▸ **Request**:
How many lines in these records hold the string "JSON"? Reply with the number alone.

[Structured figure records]
%%
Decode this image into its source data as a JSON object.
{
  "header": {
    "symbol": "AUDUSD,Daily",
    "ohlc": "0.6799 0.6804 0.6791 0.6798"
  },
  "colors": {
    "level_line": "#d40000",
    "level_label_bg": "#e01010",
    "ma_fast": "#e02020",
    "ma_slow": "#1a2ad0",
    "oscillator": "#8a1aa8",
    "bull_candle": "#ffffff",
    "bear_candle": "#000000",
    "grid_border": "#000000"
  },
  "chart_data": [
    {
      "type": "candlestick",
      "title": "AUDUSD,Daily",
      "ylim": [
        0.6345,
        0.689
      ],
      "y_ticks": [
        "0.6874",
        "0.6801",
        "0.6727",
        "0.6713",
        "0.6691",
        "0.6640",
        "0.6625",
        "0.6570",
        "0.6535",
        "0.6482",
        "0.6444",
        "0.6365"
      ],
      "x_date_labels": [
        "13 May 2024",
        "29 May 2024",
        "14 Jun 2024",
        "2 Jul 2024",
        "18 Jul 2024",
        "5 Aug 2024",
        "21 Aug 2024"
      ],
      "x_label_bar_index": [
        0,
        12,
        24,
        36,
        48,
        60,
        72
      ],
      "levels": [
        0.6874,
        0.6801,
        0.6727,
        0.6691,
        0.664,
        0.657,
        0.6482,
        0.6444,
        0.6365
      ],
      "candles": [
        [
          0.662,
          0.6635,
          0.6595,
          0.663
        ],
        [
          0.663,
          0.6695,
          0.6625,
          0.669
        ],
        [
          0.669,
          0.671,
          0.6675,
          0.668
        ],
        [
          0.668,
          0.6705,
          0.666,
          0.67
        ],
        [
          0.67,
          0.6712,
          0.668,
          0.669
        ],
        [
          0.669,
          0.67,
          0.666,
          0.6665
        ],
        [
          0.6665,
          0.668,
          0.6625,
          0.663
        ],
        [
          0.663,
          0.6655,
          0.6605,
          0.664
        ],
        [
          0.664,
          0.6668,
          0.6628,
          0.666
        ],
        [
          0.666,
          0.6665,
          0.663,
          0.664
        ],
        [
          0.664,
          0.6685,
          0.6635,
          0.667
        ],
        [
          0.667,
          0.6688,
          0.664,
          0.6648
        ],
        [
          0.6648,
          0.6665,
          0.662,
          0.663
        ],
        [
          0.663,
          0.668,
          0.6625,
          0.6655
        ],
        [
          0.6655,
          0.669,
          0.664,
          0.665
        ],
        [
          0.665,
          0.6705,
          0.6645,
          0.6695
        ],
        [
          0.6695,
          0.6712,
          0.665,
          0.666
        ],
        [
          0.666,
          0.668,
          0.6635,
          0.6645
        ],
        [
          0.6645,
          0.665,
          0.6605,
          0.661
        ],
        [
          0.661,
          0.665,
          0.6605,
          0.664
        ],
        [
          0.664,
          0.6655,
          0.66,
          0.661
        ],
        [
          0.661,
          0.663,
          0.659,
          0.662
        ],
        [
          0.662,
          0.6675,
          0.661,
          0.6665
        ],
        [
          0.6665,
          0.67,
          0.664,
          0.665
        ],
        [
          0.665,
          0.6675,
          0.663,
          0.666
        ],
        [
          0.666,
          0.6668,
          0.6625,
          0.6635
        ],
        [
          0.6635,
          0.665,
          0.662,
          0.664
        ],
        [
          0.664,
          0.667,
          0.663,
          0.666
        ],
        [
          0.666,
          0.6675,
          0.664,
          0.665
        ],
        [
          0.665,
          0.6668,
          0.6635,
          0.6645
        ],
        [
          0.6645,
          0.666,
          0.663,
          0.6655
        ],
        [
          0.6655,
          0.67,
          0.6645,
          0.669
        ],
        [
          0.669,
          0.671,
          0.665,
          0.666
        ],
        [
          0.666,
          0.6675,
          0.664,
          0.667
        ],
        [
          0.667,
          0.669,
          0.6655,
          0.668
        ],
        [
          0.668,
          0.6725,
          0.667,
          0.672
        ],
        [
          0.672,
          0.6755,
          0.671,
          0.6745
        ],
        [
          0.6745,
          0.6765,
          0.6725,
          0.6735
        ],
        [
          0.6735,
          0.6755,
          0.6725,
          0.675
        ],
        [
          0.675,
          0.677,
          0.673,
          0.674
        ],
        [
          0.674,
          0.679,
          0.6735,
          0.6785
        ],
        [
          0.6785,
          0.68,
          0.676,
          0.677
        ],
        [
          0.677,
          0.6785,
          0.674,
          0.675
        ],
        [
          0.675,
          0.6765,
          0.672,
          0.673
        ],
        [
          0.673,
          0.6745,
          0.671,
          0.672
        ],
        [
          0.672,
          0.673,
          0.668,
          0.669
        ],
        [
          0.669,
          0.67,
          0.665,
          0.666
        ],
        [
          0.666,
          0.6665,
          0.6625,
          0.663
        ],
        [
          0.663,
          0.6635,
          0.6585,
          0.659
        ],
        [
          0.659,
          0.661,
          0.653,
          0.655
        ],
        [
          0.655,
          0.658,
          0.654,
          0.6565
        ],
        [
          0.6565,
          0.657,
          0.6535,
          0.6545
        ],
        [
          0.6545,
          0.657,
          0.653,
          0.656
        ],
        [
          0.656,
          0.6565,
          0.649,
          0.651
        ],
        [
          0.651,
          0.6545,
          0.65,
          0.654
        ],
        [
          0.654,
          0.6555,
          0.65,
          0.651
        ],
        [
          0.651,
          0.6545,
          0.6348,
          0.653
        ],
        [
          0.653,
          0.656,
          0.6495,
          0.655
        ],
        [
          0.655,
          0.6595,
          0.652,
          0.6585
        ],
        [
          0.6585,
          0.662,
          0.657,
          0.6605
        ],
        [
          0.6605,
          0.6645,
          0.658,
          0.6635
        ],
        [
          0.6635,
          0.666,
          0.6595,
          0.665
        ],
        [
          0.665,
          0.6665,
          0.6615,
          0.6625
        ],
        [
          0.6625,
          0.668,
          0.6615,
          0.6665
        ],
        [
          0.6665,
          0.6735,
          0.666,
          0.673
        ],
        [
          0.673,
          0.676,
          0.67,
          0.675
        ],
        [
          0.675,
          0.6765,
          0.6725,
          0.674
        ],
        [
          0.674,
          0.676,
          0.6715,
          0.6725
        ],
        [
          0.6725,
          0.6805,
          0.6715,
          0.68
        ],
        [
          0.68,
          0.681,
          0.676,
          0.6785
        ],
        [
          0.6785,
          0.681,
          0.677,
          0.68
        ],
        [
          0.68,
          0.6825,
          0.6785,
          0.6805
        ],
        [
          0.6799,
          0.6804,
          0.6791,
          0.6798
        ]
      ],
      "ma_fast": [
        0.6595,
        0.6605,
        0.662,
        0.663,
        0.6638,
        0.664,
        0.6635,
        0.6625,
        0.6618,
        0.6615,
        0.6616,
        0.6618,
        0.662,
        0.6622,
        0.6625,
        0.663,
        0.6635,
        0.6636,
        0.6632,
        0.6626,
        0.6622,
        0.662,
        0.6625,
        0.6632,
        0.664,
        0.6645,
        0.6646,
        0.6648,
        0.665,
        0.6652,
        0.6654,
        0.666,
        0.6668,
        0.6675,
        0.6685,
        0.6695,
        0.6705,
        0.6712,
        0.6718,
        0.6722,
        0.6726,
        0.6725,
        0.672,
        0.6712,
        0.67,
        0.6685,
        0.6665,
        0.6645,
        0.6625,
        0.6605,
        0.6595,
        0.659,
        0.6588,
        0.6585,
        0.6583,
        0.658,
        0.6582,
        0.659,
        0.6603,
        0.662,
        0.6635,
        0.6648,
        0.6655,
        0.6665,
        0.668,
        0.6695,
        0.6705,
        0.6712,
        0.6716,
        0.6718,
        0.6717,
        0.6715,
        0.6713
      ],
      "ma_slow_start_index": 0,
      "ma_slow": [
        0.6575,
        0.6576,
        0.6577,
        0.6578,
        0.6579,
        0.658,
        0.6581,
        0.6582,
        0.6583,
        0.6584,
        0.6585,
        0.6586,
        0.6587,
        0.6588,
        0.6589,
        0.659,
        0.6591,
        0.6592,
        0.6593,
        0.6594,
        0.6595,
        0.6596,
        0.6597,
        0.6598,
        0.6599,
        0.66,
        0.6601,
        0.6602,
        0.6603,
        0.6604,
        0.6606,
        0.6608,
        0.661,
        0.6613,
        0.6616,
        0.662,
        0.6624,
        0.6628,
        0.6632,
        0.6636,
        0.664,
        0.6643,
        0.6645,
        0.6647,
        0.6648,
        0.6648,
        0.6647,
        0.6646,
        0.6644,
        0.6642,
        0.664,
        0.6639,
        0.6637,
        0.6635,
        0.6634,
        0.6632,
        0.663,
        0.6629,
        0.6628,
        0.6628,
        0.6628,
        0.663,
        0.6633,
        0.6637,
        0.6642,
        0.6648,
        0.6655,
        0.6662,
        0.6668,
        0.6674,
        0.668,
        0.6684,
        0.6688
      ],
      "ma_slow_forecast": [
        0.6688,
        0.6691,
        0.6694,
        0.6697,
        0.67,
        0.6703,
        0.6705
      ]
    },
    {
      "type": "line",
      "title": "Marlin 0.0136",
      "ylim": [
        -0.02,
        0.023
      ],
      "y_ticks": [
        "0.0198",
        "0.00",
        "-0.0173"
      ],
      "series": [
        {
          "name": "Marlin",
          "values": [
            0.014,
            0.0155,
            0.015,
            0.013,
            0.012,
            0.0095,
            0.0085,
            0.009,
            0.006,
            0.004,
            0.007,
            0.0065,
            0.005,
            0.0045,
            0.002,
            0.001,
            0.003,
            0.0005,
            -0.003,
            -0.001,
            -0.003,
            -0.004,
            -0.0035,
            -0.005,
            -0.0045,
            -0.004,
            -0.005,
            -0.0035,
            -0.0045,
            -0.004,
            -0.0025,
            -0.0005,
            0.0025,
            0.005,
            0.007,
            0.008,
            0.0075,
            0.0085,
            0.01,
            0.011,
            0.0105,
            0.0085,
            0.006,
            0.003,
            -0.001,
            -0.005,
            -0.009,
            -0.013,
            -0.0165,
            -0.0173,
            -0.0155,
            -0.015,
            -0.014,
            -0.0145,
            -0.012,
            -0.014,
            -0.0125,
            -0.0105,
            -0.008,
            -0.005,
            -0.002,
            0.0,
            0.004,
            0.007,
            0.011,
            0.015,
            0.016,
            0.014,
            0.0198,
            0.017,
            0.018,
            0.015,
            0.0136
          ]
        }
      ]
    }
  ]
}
%%
%%
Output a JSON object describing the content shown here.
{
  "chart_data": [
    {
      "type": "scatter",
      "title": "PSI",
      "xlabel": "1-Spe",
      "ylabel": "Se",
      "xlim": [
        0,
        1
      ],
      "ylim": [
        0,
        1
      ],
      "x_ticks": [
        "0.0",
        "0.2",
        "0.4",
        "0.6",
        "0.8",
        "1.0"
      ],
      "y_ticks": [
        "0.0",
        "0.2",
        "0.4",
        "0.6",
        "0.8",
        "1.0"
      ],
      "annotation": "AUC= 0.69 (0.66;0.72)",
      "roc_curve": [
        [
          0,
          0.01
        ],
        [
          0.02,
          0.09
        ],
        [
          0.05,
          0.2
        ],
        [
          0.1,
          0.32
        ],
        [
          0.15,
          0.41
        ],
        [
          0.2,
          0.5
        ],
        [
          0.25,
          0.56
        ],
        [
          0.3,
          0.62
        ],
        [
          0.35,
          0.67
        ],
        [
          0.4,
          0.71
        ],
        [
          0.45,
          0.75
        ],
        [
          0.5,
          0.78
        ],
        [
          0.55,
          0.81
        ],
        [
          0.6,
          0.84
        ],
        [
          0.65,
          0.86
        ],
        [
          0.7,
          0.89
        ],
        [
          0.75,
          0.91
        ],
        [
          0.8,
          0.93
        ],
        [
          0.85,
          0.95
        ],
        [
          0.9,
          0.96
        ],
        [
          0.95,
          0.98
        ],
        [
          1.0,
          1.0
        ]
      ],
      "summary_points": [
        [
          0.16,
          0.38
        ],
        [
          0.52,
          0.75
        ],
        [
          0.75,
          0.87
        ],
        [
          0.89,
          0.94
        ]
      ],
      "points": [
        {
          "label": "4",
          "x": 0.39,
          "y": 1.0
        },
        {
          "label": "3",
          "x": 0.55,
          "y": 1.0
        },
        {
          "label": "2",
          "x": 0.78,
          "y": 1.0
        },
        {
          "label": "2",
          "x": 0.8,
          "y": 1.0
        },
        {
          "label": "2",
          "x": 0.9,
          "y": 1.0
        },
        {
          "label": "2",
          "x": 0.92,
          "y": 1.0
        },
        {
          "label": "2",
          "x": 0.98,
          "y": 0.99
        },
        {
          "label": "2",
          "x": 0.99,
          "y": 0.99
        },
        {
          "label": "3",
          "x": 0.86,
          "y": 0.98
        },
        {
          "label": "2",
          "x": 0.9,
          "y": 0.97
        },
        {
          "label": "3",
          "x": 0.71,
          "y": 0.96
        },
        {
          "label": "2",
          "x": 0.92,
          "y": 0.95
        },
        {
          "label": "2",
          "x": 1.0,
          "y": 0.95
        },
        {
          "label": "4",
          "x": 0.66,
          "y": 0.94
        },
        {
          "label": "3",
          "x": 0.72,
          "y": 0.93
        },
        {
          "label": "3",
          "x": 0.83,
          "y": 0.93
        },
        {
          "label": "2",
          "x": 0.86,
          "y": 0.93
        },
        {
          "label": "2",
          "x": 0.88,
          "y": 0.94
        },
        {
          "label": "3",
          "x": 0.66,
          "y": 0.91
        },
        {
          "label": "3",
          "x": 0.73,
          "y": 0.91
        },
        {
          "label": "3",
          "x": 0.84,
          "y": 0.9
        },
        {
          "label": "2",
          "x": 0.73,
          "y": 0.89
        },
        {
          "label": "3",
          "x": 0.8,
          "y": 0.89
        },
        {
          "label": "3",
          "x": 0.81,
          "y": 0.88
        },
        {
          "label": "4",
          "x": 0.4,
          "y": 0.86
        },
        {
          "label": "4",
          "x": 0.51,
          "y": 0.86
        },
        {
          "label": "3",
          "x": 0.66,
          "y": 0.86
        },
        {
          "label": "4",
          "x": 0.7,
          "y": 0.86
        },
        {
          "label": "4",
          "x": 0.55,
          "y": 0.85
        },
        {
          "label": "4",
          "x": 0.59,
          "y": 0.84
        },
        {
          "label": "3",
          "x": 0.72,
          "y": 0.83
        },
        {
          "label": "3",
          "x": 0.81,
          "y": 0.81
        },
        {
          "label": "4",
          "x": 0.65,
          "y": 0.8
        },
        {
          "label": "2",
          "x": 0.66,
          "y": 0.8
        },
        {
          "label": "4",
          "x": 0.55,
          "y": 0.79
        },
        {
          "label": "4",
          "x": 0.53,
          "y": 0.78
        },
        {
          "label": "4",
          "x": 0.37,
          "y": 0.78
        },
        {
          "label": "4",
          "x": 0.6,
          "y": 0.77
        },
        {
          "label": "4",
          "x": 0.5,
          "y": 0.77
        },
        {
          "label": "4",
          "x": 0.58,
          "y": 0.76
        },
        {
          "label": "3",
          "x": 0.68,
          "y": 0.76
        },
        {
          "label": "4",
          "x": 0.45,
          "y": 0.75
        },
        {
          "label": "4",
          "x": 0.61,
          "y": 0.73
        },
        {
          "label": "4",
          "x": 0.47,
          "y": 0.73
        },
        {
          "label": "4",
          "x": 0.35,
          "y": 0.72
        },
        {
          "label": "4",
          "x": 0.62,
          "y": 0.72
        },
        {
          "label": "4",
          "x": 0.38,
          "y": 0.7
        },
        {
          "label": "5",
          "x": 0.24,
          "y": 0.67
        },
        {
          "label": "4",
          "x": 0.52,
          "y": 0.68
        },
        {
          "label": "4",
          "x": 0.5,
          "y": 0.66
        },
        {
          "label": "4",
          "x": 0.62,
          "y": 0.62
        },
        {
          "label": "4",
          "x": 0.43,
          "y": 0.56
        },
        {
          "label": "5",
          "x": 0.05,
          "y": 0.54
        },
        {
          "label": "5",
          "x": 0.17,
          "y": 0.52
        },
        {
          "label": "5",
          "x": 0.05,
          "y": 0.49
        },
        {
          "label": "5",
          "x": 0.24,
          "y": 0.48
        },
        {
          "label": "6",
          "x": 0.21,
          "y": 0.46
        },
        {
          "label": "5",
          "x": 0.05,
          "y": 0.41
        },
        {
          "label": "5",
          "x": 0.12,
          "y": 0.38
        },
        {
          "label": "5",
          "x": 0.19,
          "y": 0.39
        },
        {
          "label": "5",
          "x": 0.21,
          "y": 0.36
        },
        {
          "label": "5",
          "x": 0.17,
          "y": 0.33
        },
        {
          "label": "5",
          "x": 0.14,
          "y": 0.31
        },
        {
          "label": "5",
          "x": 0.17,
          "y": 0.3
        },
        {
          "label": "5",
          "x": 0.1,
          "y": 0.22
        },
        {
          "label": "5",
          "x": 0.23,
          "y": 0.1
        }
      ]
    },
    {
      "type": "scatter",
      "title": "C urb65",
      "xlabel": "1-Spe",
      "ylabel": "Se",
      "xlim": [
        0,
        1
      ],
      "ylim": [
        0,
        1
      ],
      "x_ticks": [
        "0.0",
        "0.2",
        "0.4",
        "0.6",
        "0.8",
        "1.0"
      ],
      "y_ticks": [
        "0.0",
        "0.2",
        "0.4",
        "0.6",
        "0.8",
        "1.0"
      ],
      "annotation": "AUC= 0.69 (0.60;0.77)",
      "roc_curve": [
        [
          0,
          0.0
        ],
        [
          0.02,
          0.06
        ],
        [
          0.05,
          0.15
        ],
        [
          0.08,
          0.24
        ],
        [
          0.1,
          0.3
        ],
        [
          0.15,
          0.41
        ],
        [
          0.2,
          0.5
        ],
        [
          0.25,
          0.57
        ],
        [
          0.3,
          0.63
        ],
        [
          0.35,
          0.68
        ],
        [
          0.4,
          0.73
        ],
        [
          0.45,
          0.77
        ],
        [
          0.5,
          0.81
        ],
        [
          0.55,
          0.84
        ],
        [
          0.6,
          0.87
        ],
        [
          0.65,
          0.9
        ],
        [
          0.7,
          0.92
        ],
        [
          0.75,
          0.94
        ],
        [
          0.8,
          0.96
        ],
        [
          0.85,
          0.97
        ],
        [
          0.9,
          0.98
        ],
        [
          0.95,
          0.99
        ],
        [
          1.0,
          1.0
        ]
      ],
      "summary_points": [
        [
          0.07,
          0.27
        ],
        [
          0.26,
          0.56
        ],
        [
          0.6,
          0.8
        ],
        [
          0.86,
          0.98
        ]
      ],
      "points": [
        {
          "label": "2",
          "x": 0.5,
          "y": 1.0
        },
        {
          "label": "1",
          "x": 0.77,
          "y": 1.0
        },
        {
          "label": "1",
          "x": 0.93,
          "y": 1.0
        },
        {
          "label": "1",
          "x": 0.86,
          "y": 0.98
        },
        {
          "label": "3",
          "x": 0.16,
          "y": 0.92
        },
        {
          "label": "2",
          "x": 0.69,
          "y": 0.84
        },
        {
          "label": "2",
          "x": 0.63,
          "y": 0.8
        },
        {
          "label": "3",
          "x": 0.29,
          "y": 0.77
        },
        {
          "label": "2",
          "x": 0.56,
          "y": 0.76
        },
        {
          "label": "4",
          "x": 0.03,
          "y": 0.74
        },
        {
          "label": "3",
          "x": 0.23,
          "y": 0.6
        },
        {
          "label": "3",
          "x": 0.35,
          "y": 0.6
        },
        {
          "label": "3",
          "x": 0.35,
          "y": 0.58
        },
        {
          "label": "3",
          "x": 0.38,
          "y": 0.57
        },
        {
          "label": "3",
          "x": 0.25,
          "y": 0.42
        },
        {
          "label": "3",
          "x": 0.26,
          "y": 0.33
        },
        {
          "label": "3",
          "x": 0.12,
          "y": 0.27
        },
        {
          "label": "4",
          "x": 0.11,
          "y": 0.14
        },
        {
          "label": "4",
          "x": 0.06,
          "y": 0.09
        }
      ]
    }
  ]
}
%%
▸ **Task response**:
2